• [Stated task]
Using the entries that follow, state how many lines contain the word "спортсменов". The response is that number and nothing more.

[Data entries]
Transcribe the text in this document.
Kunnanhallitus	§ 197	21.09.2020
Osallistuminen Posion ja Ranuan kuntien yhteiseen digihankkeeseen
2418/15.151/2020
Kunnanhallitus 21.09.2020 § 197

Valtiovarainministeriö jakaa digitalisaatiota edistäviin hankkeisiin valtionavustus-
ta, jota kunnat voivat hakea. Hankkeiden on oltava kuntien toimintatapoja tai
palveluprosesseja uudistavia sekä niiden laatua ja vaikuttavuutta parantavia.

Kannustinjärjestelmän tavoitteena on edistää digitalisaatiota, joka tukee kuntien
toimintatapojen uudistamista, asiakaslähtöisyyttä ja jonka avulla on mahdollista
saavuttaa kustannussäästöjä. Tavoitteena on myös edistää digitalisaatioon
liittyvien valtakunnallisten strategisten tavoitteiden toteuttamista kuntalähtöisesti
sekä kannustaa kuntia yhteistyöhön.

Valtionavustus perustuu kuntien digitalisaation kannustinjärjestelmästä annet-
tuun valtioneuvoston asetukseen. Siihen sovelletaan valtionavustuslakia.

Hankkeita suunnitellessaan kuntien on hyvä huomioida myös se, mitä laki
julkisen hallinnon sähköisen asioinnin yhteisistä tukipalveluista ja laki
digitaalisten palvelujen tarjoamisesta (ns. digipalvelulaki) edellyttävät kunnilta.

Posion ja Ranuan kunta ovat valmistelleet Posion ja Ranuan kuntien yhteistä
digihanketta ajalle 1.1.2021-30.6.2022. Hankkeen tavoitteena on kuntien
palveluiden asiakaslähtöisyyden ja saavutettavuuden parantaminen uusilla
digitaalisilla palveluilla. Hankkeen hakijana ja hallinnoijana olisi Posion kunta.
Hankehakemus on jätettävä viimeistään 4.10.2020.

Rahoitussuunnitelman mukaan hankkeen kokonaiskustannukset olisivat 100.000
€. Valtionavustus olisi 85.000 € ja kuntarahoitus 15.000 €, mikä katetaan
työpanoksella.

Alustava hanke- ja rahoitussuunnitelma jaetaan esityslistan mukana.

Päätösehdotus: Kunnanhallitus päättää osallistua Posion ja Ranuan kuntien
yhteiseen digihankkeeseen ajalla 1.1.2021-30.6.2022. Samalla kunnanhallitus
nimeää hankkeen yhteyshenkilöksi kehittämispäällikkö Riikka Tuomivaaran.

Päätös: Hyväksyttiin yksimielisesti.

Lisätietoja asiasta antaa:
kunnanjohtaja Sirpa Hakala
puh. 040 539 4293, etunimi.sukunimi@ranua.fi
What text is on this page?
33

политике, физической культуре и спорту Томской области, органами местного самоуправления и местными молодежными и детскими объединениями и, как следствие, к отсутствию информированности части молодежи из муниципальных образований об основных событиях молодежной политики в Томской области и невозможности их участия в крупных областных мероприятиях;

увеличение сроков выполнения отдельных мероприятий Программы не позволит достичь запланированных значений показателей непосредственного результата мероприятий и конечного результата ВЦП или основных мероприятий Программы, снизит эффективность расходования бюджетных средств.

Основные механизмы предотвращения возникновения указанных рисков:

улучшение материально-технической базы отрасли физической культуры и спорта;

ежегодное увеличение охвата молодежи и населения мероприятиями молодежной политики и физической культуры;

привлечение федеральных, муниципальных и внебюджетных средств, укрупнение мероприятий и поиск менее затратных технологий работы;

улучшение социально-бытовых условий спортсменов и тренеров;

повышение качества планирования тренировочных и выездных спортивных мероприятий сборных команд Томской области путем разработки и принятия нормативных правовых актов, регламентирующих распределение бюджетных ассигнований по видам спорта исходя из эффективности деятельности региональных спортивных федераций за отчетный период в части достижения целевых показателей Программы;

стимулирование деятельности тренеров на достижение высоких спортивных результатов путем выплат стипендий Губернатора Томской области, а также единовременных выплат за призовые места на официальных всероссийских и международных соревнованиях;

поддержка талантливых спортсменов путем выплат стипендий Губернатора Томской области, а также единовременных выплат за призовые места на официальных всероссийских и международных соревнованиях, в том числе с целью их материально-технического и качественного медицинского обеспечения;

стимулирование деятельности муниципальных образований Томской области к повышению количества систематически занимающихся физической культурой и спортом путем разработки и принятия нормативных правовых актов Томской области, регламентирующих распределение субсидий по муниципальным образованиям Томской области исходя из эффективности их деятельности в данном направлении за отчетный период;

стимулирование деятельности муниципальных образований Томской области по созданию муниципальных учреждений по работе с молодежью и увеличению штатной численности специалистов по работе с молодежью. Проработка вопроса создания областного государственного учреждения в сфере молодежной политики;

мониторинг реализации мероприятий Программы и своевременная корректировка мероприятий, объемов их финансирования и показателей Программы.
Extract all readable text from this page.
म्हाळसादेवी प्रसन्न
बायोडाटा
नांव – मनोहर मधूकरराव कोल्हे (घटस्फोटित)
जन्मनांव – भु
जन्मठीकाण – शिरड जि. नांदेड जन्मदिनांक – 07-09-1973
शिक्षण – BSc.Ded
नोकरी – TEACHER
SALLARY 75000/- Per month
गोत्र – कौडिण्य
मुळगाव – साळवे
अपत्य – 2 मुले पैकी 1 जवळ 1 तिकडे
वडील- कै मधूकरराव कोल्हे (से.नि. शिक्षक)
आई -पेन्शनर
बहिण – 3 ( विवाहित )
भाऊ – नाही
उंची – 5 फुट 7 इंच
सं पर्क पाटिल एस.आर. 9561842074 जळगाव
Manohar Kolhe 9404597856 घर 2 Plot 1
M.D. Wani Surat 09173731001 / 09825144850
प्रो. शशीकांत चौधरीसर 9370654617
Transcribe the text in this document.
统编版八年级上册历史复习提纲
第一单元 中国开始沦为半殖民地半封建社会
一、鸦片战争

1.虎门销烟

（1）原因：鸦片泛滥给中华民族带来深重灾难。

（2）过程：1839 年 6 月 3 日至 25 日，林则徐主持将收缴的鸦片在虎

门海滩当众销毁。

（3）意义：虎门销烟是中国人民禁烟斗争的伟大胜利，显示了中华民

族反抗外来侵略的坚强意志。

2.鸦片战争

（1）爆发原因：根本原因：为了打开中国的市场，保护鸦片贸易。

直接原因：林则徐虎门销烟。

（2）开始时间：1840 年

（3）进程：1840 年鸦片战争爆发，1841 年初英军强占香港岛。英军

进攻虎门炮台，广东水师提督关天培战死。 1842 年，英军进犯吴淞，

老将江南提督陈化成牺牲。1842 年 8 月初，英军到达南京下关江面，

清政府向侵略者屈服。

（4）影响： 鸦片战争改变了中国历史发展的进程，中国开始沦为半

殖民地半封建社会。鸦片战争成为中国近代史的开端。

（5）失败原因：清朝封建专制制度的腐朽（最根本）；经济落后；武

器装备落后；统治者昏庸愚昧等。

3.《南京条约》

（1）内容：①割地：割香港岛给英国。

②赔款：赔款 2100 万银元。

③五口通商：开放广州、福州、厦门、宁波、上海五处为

• [Solution to the problem]
2